● **Material supplied**:

++++++++++++++++++++

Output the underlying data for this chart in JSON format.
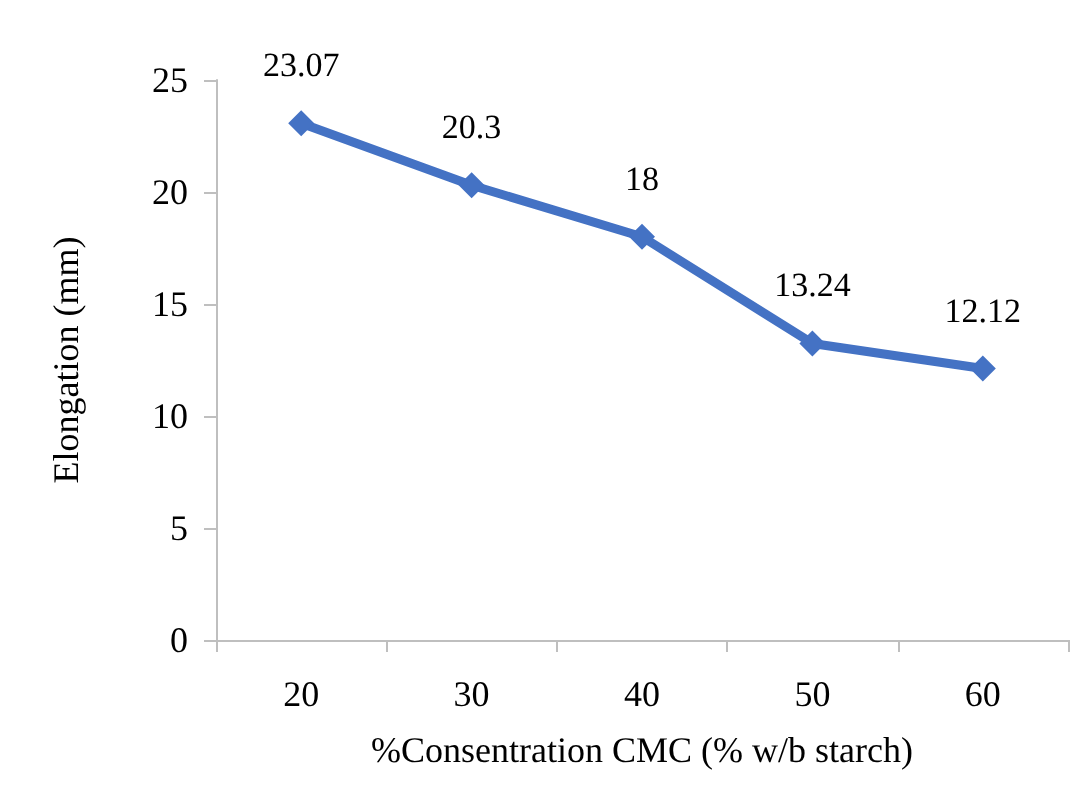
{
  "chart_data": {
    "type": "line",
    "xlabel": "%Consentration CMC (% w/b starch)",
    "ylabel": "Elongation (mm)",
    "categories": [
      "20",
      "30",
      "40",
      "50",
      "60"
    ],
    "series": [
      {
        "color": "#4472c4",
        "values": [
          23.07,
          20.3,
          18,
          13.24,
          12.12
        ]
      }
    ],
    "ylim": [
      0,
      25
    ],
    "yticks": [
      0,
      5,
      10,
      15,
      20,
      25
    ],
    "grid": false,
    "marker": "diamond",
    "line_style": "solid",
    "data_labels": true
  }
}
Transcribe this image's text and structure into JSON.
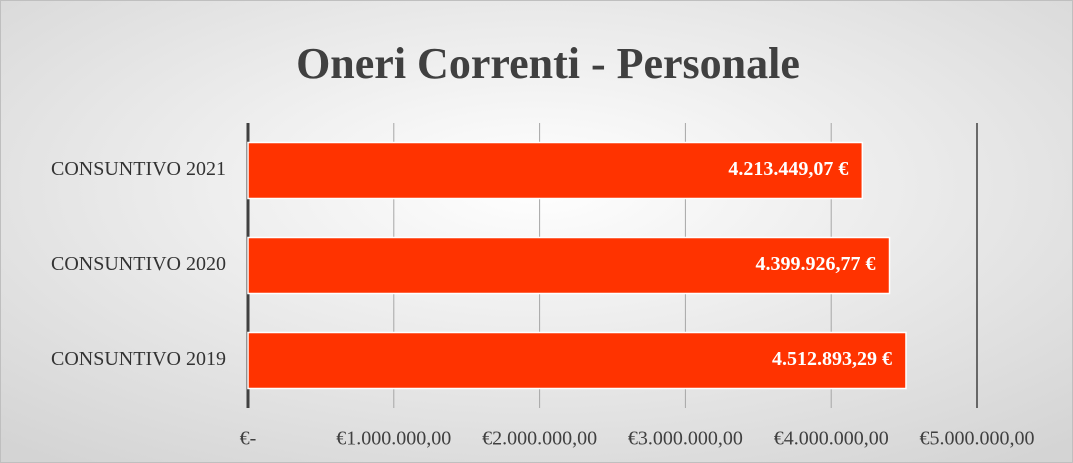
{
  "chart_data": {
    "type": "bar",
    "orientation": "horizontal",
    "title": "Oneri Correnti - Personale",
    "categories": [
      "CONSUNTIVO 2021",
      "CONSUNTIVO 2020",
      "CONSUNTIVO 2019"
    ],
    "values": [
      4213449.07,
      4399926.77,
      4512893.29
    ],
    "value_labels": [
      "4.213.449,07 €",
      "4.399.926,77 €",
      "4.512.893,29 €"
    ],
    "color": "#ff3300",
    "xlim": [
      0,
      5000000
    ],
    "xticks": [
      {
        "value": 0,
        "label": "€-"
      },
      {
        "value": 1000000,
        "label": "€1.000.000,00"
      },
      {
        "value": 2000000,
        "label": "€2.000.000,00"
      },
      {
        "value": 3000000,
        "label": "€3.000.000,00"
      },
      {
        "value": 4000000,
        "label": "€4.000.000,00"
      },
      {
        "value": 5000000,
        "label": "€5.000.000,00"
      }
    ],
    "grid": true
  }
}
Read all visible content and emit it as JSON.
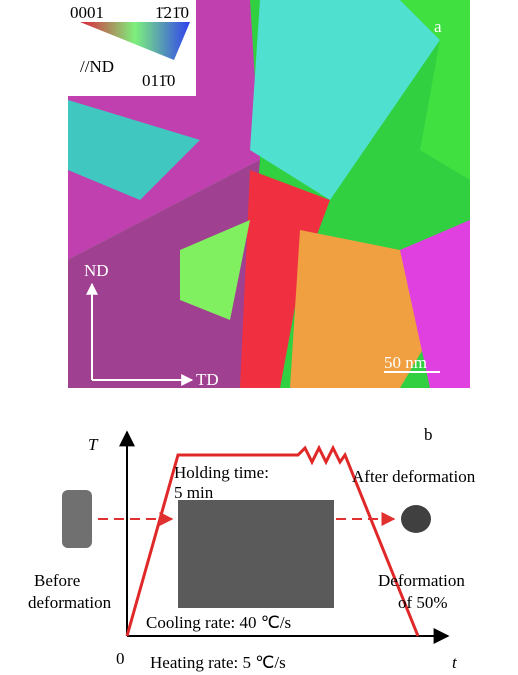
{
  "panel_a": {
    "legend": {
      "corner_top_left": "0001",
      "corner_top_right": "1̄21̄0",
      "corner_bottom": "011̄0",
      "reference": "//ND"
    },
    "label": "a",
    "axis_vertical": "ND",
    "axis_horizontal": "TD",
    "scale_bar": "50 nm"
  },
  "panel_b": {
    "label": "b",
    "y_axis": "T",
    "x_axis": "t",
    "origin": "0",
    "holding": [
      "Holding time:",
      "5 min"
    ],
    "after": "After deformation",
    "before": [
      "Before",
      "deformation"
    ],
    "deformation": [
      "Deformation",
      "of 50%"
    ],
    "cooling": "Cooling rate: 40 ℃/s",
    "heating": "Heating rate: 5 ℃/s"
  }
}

++++++++++++++++++++

● **Stated exercise**: Answer with one number only: how many lines above contain the word "JSON".

● **Answer to this exercise**: 3